### WHAT IS REQUIRED:
From the entries that follow, gather each line holding the word "Cenniki".

Dataset records:
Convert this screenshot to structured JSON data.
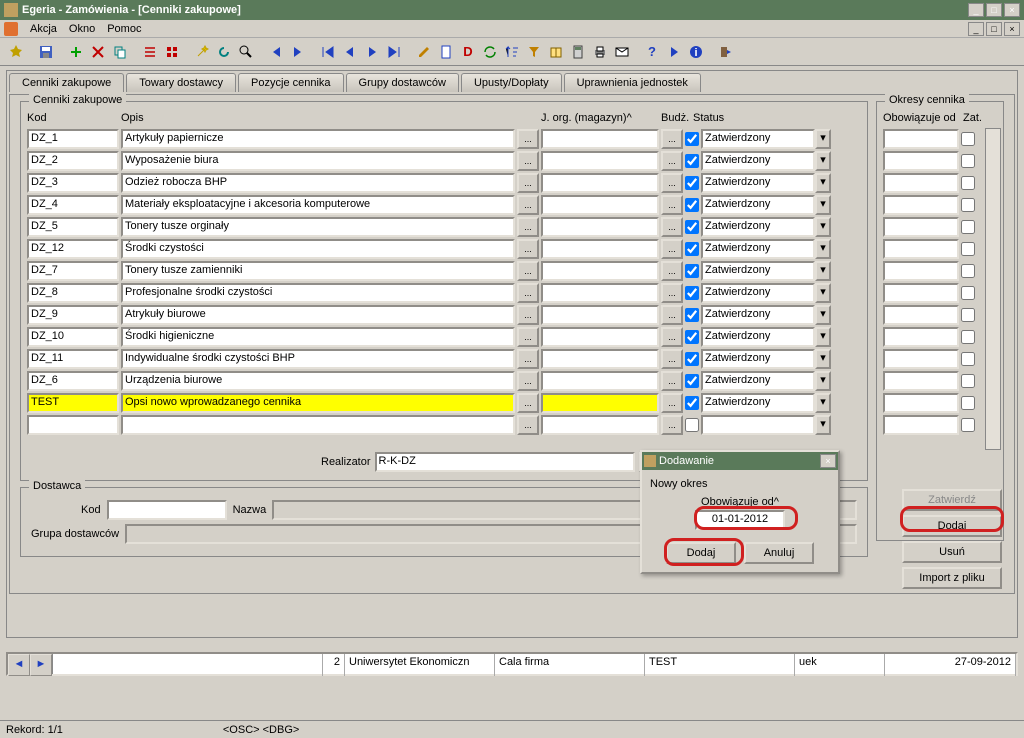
{
  "window": {
    "title": "Egeria - Zamówienia - [Cenniki zakupowe]"
  },
  "menu": {
    "items": [
      "Akcja",
      "Okno",
      "Pomoc"
    ]
  },
  "tabs": {
    "items": [
      "Cenniki zakupowe",
      "Towary dostawcy",
      "Pozycje cennika",
      "Grupy dostawców",
      "Upusty/Dopłaty",
      "Uprawnienia jednostek"
    ],
    "active": 0
  },
  "grid": {
    "title": "Cenniki zakupowe",
    "headers": {
      "kod": "Kod",
      "opis": "Opis",
      "jorg": "J. org. (magazyn)^",
      "budz": "Budż.",
      "status": "Status"
    },
    "status_value": "Zatwierdzony",
    "rows": [
      {
        "kod": "DZ_1",
        "opis": "Artykuły papiernicze"
      },
      {
        "kod": "DZ_2",
        "opis": "Wyposażenie biura"
      },
      {
        "kod": "DZ_3",
        "opis": "Odzież robocza BHP"
      },
      {
        "kod": "DZ_4",
        "opis": "Materiały eksploatacyjne i akcesoria komputerowe"
      },
      {
        "kod": "DZ_5",
        "opis": "Tonery tusze orginały"
      },
      {
        "kod": "DZ_12",
        "opis": "Środki czystości"
      },
      {
        "kod": "DZ_7",
        "opis": "Tonery tusze zamienniki"
      },
      {
        "kod": "DZ_8",
        "opis": "Profesjonalne środki czystości"
      },
      {
        "kod": "DZ_9",
        "opis": "Atrykuły biurowe"
      },
      {
        "kod": "DZ_10",
        "opis": "Środki higieniczne"
      },
      {
        "kod": "DZ_11",
        "opis": "Indywidualne środki czystości BHP"
      },
      {
        "kod": "DZ_6",
        "opis": "Urządzenia biurowe"
      }
    ],
    "highlighted": {
      "kod": "TEST",
      "opis": "Opsi nowo wprowadzanego cennika"
    },
    "realizator_label": "Realizator",
    "realizator_value": "R-K-DZ"
  },
  "dostawca": {
    "title": "Dostawca",
    "kod_label": "Kod",
    "nazwa_label": "Nazwa",
    "grupa_label": "Grupa dostawców"
  },
  "okresy": {
    "title": "Okresy cennika",
    "header_date": "Obowiązuje od",
    "header_zat": "Zat."
  },
  "side_buttons": {
    "zatwierdz": "Zatwierdź",
    "dodaj": "Dodaj",
    "usun": "Usuń",
    "import": "Import z pliku"
  },
  "dialog": {
    "title": "Dodawanie",
    "label1": "Nowy okres",
    "label2": "Obowiązuje od^",
    "date_value": "01-01-2012",
    "btn_ok": "Dodaj",
    "btn_cancel": "Anuluj"
  },
  "status_grid": {
    "col2": "2",
    "col3": "Uniwersytet Ekonomiczn",
    "col4": "Cala firma",
    "col5": "TEST",
    "col6": "uek",
    "col7": "27-09-2012"
  },
  "statusbar": {
    "rekord": "Rekord: 1/1",
    "osc": "<OSC>",
    "dbg": "<DBG>"
  }
}
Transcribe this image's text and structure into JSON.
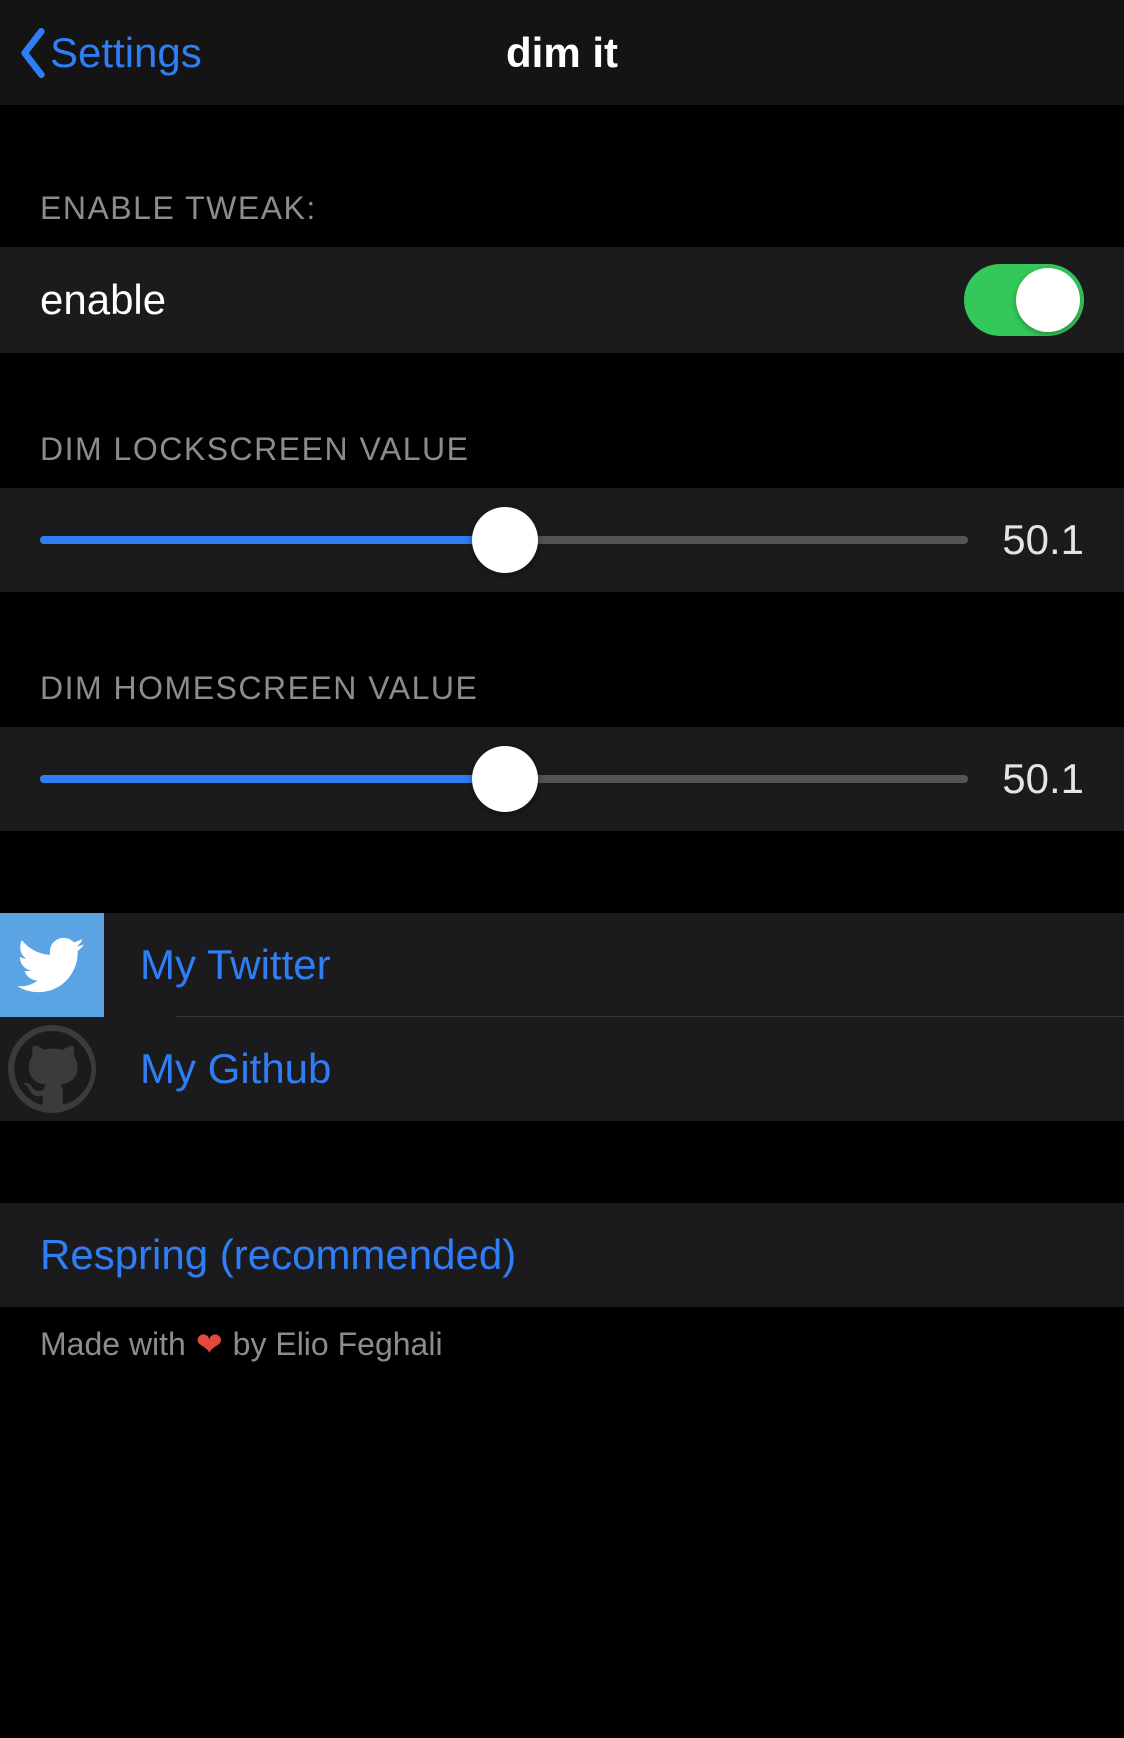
{
  "nav": {
    "back": "Settings",
    "title": "dim it"
  },
  "enable_section": {
    "header": "ENABLE TWEAK:",
    "label": "enable",
    "on": true
  },
  "lock_section": {
    "header": "DIM LOCKSCREEN VALUE",
    "value_text": "50.1",
    "percent": 50.1
  },
  "home_section": {
    "header": "DIM HOMESCREEN VALUE",
    "value_text": "50.1",
    "percent": 50.1
  },
  "links": {
    "twitter": "My Twitter",
    "github": "My Github"
  },
  "respring": "Respring (recommended)",
  "footer": {
    "pre": "Made with",
    "heart": "❤",
    "post": "by Elio Feghali"
  }
}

### FINAL RESULT:
    "title": "Egeria - Zamówienia - [Cenniki zakupowe]"
      "Cenniki zakupowe",
    "title": "Cenniki zakupowe",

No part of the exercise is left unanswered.